### Instructions for the task
Copy out each line of the data holding "your".

— Begin Extracted data —

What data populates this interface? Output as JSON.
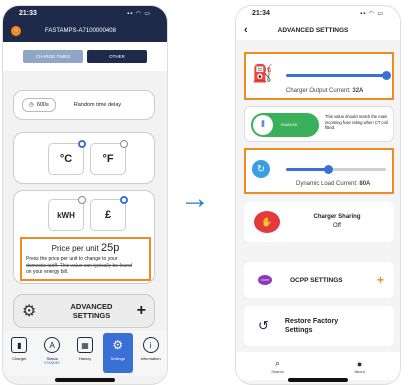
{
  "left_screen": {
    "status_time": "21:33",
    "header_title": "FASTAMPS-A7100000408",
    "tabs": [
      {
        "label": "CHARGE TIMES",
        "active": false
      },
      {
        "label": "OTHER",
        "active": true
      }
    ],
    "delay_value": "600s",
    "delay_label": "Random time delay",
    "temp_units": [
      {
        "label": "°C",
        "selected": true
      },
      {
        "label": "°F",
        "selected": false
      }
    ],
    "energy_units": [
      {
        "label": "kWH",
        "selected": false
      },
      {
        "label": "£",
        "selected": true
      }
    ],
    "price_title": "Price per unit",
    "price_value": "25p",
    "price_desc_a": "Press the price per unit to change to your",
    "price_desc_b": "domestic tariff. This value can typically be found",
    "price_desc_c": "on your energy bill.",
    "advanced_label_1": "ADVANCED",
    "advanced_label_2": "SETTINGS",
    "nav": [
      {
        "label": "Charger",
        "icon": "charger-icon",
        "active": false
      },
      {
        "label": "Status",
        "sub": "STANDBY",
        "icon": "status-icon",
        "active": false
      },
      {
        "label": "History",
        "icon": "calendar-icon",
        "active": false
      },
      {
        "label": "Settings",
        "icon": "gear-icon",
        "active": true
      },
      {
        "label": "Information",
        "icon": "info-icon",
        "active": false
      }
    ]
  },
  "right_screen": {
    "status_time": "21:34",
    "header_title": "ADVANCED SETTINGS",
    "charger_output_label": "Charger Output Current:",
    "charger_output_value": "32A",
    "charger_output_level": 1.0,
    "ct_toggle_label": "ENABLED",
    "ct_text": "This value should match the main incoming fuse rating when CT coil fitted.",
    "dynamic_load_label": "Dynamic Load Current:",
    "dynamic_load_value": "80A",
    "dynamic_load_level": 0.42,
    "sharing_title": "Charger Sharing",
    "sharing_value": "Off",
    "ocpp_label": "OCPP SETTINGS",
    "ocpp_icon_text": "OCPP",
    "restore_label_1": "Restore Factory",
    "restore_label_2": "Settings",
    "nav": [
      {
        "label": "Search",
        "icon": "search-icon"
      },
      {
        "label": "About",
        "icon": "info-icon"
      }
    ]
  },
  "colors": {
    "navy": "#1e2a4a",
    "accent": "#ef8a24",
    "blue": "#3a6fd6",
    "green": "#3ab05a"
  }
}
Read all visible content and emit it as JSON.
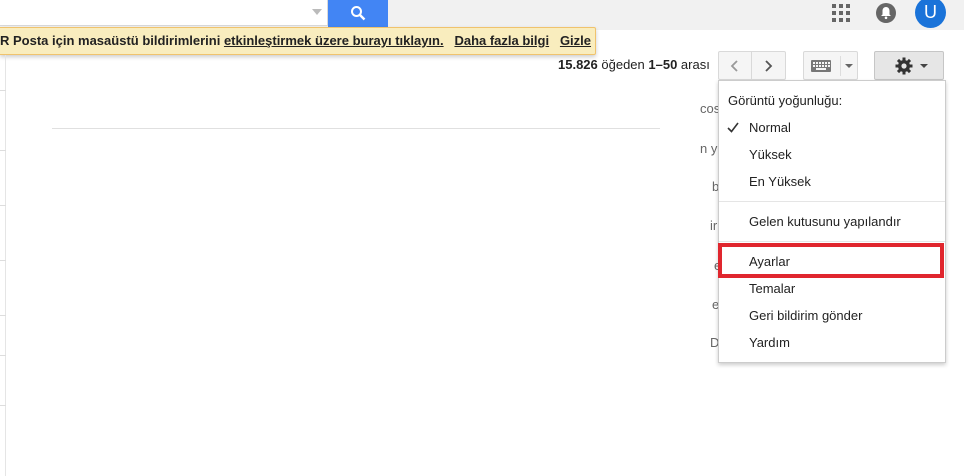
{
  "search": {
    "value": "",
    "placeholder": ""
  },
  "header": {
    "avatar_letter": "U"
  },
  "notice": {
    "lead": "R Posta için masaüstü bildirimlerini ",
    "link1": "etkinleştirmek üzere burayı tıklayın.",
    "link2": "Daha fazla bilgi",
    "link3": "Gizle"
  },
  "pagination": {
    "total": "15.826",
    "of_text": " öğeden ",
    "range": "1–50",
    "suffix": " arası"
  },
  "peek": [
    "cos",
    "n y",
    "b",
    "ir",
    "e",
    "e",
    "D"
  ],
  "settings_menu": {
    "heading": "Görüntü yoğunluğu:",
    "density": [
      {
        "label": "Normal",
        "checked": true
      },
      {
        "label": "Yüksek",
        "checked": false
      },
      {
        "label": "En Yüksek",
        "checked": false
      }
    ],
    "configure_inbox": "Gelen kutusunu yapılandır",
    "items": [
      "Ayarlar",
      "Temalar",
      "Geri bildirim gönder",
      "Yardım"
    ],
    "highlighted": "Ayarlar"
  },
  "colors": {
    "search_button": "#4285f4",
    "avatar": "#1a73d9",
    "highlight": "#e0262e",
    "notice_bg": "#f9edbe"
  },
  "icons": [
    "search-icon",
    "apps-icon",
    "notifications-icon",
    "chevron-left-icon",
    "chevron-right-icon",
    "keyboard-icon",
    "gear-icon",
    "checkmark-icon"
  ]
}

— End Extracted data —
— Begin Extracted data —

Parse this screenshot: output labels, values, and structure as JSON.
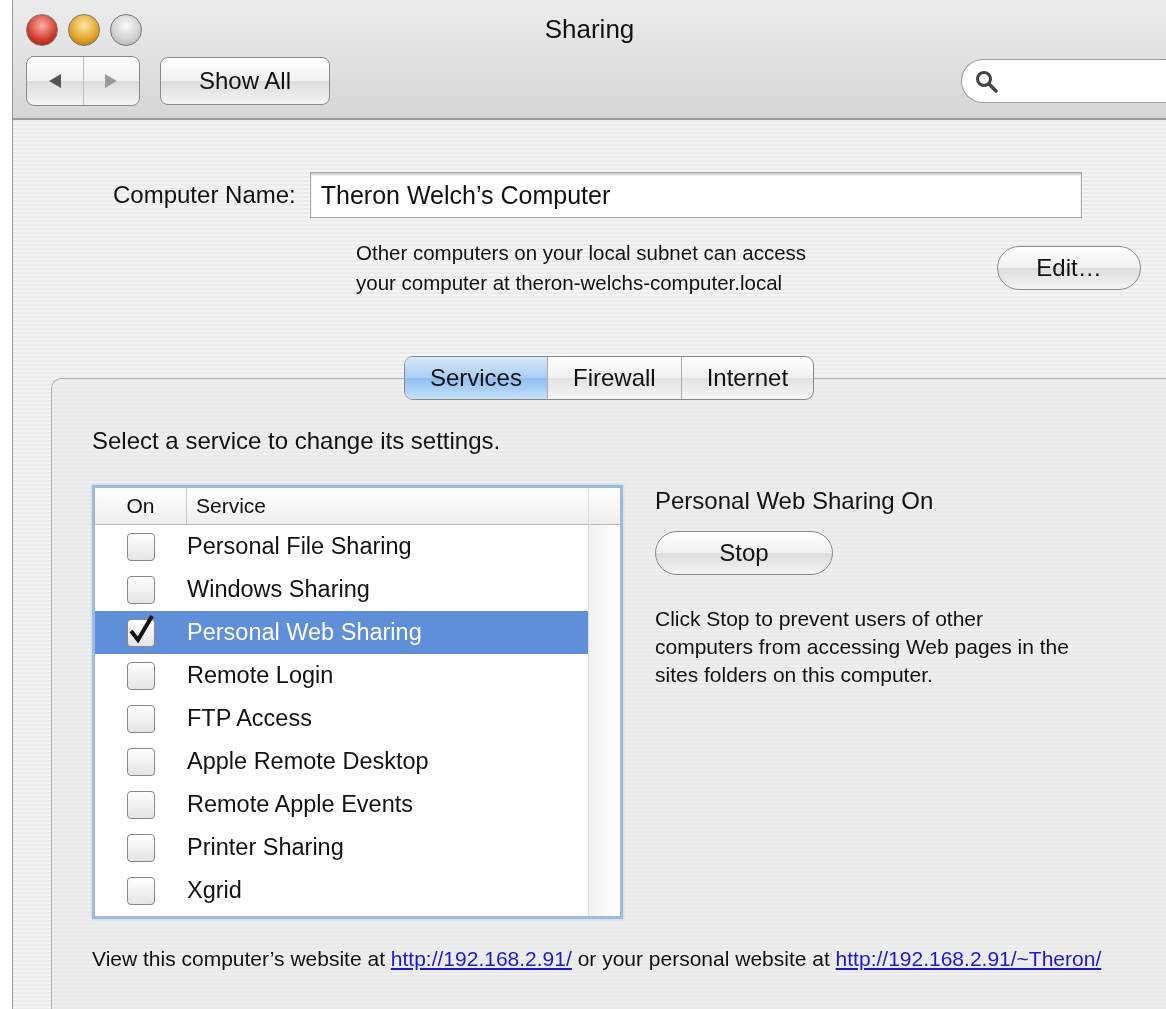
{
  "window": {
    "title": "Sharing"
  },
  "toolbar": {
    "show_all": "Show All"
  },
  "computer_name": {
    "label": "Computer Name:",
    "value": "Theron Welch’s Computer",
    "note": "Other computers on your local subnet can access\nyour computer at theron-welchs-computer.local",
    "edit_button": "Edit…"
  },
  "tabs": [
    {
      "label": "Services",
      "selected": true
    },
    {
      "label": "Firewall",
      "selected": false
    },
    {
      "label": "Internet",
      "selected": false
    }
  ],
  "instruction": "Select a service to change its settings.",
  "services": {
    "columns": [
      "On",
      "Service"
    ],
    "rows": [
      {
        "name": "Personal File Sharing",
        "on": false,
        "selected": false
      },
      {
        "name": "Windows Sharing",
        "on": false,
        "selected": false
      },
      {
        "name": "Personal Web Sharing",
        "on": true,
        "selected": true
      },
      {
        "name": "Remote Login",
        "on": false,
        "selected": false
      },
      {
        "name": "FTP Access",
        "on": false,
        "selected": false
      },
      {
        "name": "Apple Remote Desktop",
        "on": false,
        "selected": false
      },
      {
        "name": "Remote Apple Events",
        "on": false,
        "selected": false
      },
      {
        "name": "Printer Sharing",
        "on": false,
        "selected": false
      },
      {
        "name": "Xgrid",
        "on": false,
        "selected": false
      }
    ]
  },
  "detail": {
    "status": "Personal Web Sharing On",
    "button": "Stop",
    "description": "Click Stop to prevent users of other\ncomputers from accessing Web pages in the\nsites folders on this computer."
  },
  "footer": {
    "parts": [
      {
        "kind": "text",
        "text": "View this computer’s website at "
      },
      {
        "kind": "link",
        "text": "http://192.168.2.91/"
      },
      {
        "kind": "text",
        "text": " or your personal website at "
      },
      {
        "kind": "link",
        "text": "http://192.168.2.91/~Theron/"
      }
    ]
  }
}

— End Extracted data —

### Written answer
    "price_desc_a": "Press the price per unit to change to your",
    "price_desc_c": "on your energy bill.",
    "note": "Other computers on your local subnet can access\nyour computer at theron-welchs-computer.local",
        "text": " or your personal website at "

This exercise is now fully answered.